**TASK OBJECTIVE**
Below is a listing; write it out exactly and drop any images from it.

**DATA FOR THE TASK**
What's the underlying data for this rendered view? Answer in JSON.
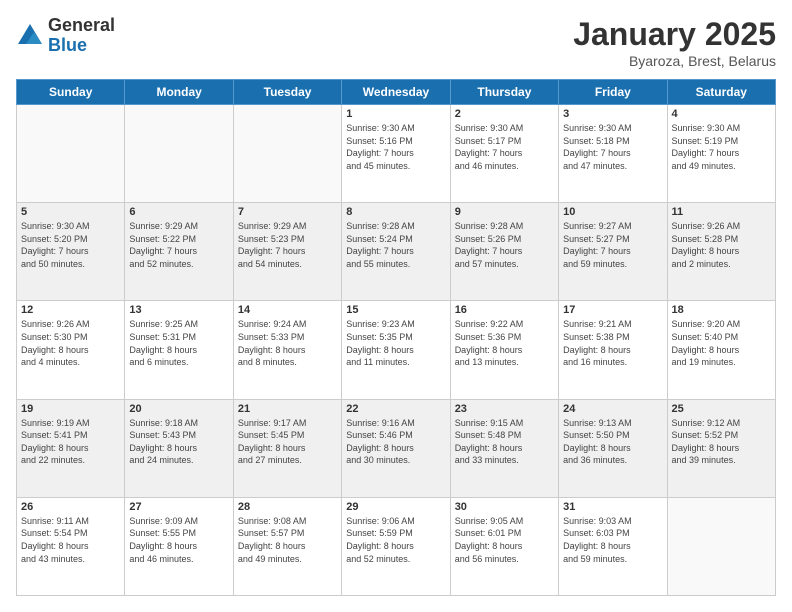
{
  "logo": {
    "general": "General",
    "blue": "Blue"
  },
  "title": "January 2025",
  "subtitle": "Byaroza, Brest, Belarus",
  "days_of_week": [
    "Sunday",
    "Monday",
    "Tuesday",
    "Wednesday",
    "Thursday",
    "Friday",
    "Saturday"
  ],
  "weeks": [
    [
      {
        "day": "",
        "info": ""
      },
      {
        "day": "",
        "info": ""
      },
      {
        "day": "",
        "info": ""
      },
      {
        "day": "1",
        "info": "Sunrise: 9:30 AM\nSunset: 5:16 PM\nDaylight: 7 hours\nand 45 minutes."
      },
      {
        "day": "2",
        "info": "Sunrise: 9:30 AM\nSunset: 5:17 PM\nDaylight: 7 hours\nand 46 minutes."
      },
      {
        "day": "3",
        "info": "Sunrise: 9:30 AM\nSunset: 5:18 PM\nDaylight: 7 hours\nand 47 minutes."
      },
      {
        "day": "4",
        "info": "Sunrise: 9:30 AM\nSunset: 5:19 PM\nDaylight: 7 hours\nand 49 minutes."
      }
    ],
    [
      {
        "day": "5",
        "info": "Sunrise: 9:30 AM\nSunset: 5:20 PM\nDaylight: 7 hours\nand 50 minutes."
      },
      {
        "day": "6",
        "info": "Sunrise: 9:29 AM\nSunset: 5:22 PM\nDaylight: 7 hours\nand 52 minutes."
      },
      {
        "day": "7",
        "info": "Sunrise: 9:29 AM\nSunset: 5:23 PM\nDaylight: 7 hours\nand 54 minutes."
      },
      {
        "day": "8",
        "info": "Sunrise: 9:28 AM\nSunset: 5:24 PM\nDaylight: 7 hours\nand 55 minutes."
      },
      {
        "day": "9",
        "info": "Sunrise: 9:28 AM\nSunset: 5:26 PM\nDaylight: 7 hours\nand 57 minutes."
      },
      {
        "day": "10",
        "info": "Sunrise: 9:27 AM\nSunset: 5:27 PM\nDaylight: 7 hours\nand 59 minutes."
      },
      {
        "day": "11",
        "info": "Sunrise: 9:26 AM\nSunset: 5:28 PM\nDaylight: 8 hours\nand 2 minutes."
      }
    ],
    [
      {
        "day": "12",
        "info": "Sunrise: 9:26 AM\nSunset: 5:30 PM\nDaylight: 8 hours\nand 4 minutes."
      },
      {
        "day": "13",
        "info": "Sunrise: 9:25 AM\nSunset: 5:31 PM\nDaylight: 8 hours\nand 6 minutes."
      },
      {
        "day": "14",
        "info": "Sunrise: 9:24 AM\nSunset: 5:33 PM\nDaylight: 8 hours\nand 8 minutes."
      },
      {
        "day": "15",
        "info": "Sunrise: 9:23 AM\nSunset: 5:35 PM\nDaylight: 8 hours\nand 11 minutes."
      },
      {
        "day": "16",
        "info": "Sunrise: 9:22 AM\nSunset: 5:36 PM\nDaylight: 8 hours\nand 13 minutes."
      },
      {
        "day": "17",
        "info": "Sunrise: 9:21 AM\nSunset: 5:38 PM\nDaylight: 8 hours\nand 16 minutes."
      },
      {
        "day": "18",
        "info": "Sunrise: 9:20 AM\nSunset: 5:40 PM\nDaylight: 8 hours\nand 19 minutes."
      }
    ],
    [
      {
        "day": "19",
        "info": "Sunrise: 9:19 AM\nSunset: 5:41 PM\nDaylight: 8 hours\nand 22 minutes."
      },
      {
        "day": "20",
        "info": "Sunrise: 9:18 AM\nSunset: 5:43 PM\nDaylight: 8 hours\nand 24 minutes."
      },
      {
        "day": "21",
        "info": "Sunrise: 9:17 AM\nSunset: 5:45 PM\nDaylight: 8 hours\nand 27 minutes."
      },
      {
        "day": "22",
        "info": "Sunrise: 9:16 AM\nSunset: 5:46 PM\nDaylight: 8 hours\nand 30 minutes."
      },
      {
        "day": "23",
        "info": "Sunrise: 9:15 AM\nSunset: 5:48 PM\nDaylight: 8 hours\nand 33 minutes."
      },
      {
        "day": "24",
        "info": "Sunrise: 9:13 AM\nSunset: 5:50 PM\nDaylight: 8 hours\nand 36 minutes."
      },
      {
        "day": "25",
        "info": "Sunrise: 9:12 AM\nSunset: 5:52 PM\nDaylight: 8 hours\nand 39 minutes."
      }
    ],
    [
      {
        "day": "26",
        "info": "Sunrise: 9:11 AM\nSunset: 5:54 PM\nDaylight: 8 hours\nand 43 minutes."
      },
      {
        "day": "27",
        "info": "Sunrise: 9:09 AM\nSunset: 5:55 PM\nDaylight: 8 hours\nand 46 minutes."
      },
      {
        "day": "28",
        "info": "Sunrise: 9:08 AM\nSunset: 5:57 PM\nDaylight: 8 hours\nand 49 minutes."
      },
      {
        "day": "29",
        "info": "Sunrise: 9:06 AM\nSunset: 5:59 PM\nDaylight: 8 hours\nand 52 minutes."
      },
      {
        "day": "30",
        "info": "Sunrise: 9:05 AM\nSunset: 6:01 PM\nDaylight: 8 hours\nand 56 minutes."
      },
      {
        "day": "31",
        "info": "Sunrise: 9:03 AM\nSunset: 6:03 PM\nDaylight: 8 hours\nand 59 minutes."
      },
      {
        "day": "",
        "info": ""
      }
    ]
  ]
}
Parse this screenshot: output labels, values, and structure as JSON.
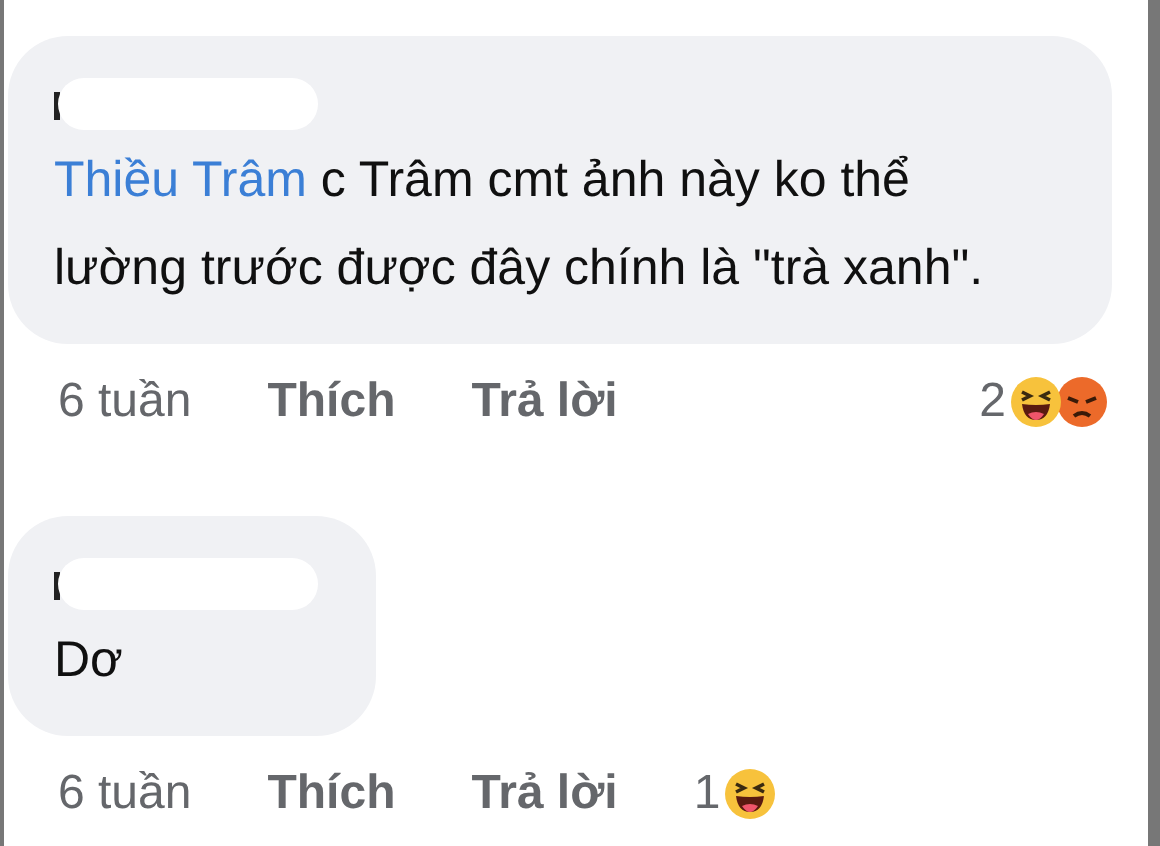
{
  "comments": [
    {
      "redacted_name": true,
      "mention": "Thiều Trâm",
      "text": "c Trâm cmt ảnh này ko thể lường trước được đây chính là \"trà xanh\".",
      "time": "6 tuần",
      "like": "Thích",
      "reply": "Trả lời",
      "reaction_count": "2",
      "reactions": [
        {
          "kind": "haha"
        },
        {
          "kind": "angry"
        }
      ]
    },
    {
      "redacted_name": true,
      "text": "Dơ",
      "time": "6 tuần",
      "like": "Thích",
      "reply": "Trả lời",
      "reaction_count": "1",
      "reactions": [
        {
          "kind": "haha"
        }
      ]
    }
  ]
}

**WRITTEN SOLUTION**
What's the underlying data for this rendered view? Answer in JSON.
{
  "logo": {
    "general": "General",
    "blue": "Blue"
  },
  "title": "January 2025",
  "subtitle": "Byaroza, Brest, Belarus",
  "days_of_week": [
    "Sunday",
    "Monday",
    "Tuesday",
    "Wednesday",
    "Thursday",
    "Friday",
    "Saturday"
  ],
  "weeks": [
    [
      {
        "day": "",
        "info": ""
      },
      {
        "day": "",
        "info": ""
      },
      {
        "day": "",
        "info": ""
      },
      {
        "day": "1",
        "info": "Sunrise: 9:30 AM\nSunset: 5:16 PM\nDaylight: 7 hours\nand 45 minutes."
      },
      {
        "day": "2",
        "info": "Sunrise: 9:30 AM\nSunset: 5:17 PM\nDaylight: 7 hours\nand 46 minutes."
      },
      {
        "day": "3",
        "info": "Sunrise: 9:30 AM\nSunset: 5:18 PM\nDaylight: 7 hours\nand 47 minutes."
      },
      {
        "day": "4",
        "info": "Sunrise: 9:30 AM\nSunset: 5:19 PM\nDaylight: 7 hours\nand 49 minutes."
      }
    ],
    [
      {
        "day": "5",
        "info": "Sunrise: 9:30 AM\nSunset: 5:20 PM\nDaylight: 7 hours\nand 50 minutes."
      },
      {
        "day": "6",
        "info": "Sunrise: 9:29 AM\nSunset: 5:22 PM\nDaylight: 7 hours\nand 52 minutes."
      },
      {
        "day": "7",
        "info": "Sunrise: 9:29 AM\nSunset: 5:23 PM\nDaylight: 7 hours\nand 54 minutes."
      },
      {
        "day": "8",
        "info": "Sunrise: 9:28 AM\nSunset: 5:24 PM\nDaylight: 7 hours\nand 55 minutes."
      },
      {
        "day": "9",
        "info": "Sunrise: 9:28 AM\nSunset: 5:26 PM\nDaylight: 7 hours\nand 57 minutes."
      },
      {
        "day": "10",
        "info": "Sunrise: 9:27 AM\nSunset: 5:27 PM\nDaylight: 7 hours\nand 59 minutes."
      },
      {
        "day": "11",
        "info": "Sunrise: 9:26 AM\nSunset: 5:28 PM\nDaylight: 8 hours\nand 2 minutes."
      }
    ],
    [
      {
        "day": "12",
        "info": "Sunrise: 9:26 AM\nSunset: 5:30 PM\nDaylight: 8 hours\nand 4 minutes."
      },
      {
        "day": "13",
        "info": "Sunrise: 9:25 AM\nSunset: 5:31 PM\nDaylight: 8 hours\nand 6 minutes."
      },
      {
        "day": "14",
        "info": "Sunrise: 9:24 AM\nSunset: 5:33 PM\nDaylight: 8 hours\nand 8 minutes."
      },
      {
        "day": "15",
        "info": "Sunrise: 9:23 AM\nSunset: 5:35 PM\nDaylight: 8 hours\nand 11 minutes."
      },
      {
        "day": "16",
        "info": "Sunrise: 9:22 AM\nSunset: 5:36 PM\nDaylight: 8 hours\nand 13 minutes."
      },
      {
        "day": "17",
        "info": "Sunrise: 9:21 AM\nSunset: 5:38 PM\nDaylight: 8 hours\nand 16 minutes."
      },
      {
        "day": "18",
        "info": "Sunrise: 9:20 AM\nSunset: 5:40 PM\nDaylight: 8 hours\nand 19 minutes."
      }
    ],
    [
      {
        "day": "19",
        "info": "Sunrise: 9:19 AM\nSunset: 5:41 PM\nDaylight: 8 hours\nand 22 minutes."
      },
      {
        "day": "20",
        "info": "Sunrise: 9:18 AM\nSunset: 5:43 PM\nDaylight: 8 hours\nand 24 minutes."
      },
      {
        "day": "21",
        "info": "Sunrise: 9:17 AM\nSunset: 5:45 PM\nDaylight: 8 hours\nand 27 minutes."
      },
      {
        "day": "22",
        "info": "Sunrise: 9:16 AM\nSunset: 5:46 PM\nDaylight: 8 hours\nand 30 minutes."
      },
      {
        "day": "23",
        "info": "Sunrise: 9:15 AM\nSunset: 5:48 PM\nDaylight: 8 hours\nand 33 minutes."
      },
      {
        "day": "24",
        "info": "Sunrise: 9:13 AM\nSunset: 5:50 PM\nDaylight: 8 hours\nand 36 minutes."
      },
      {
        "day": "25",
        "info": "Sunrise: 9:12 AM\nSunset: 5:52 PM\nDaylight: 8 hours\nand 39 minutes."
      }
    ],
    [
      {
        "day": "26",
        "info": "Sunrise: 9:11 AM\nSunset: 5:54 PM\nDaylight: 8 hours\nand 43 minutes."
      },
      {
        "day": "27",
        "info": "Sunrise: 9:09 AM\nSunset: 5:55 PM\nDaylight: 8 hours\nand 46 minutes."
      },
      {
        "day": "28",
        "info": "Sunrise: 9:08 AM\nSunset: 5:57 PM\nDaylight: 8 hours\nand 49 minutes."
      },
      {
        "day": "29",
        "info": "Sunrise: 9:06 AM\nSunset: 5:59 PM\nDaylight: 8 hours\nand 52 minutes."
      },
      {
        "day": "30",
        "info": "Sunrise: 9:05 AM\nSunset: 6:01 PM\nDaylight: 8 hours\nand 56 minutes."
      },
      {
        "day": "31",
        "info": "Sunrise: 9:03 AM\nSunset: 6:03 PM\nDaylight: 8 hours\nand 59 minutes."
      },
      {
        "day": "",
        "info": ""
      }
    ]
  ]
}
Parse this screenshot: output labels, values, and structure as JSON.
{
  "comments": [
    {
      "redacted_name": true,
      "mention": "Thiều Trâm",
      "text": "c Trâm cmt ảnh này ko thể lường trước được đây chính là \"trà xanh\".",
      "time": "6 tuần",
      "like": "Thích",
      "reply": "Trả lời",
      "reaction_count": "2",
      "reactions": [
        {
          "kind": "haha"
        },
        {
          "kind": "angry"
        }
      ]
    },
    {
      "redacted_name": true,
      "text": "Dơ",
      "time": "6 tuần",
      "like": "Thích",
      "reply": "Trả lời",
      "reaction_count": "1",
      "reactions": [
        {
          "kind": "haha"
        }
      ]
    }
  ]
}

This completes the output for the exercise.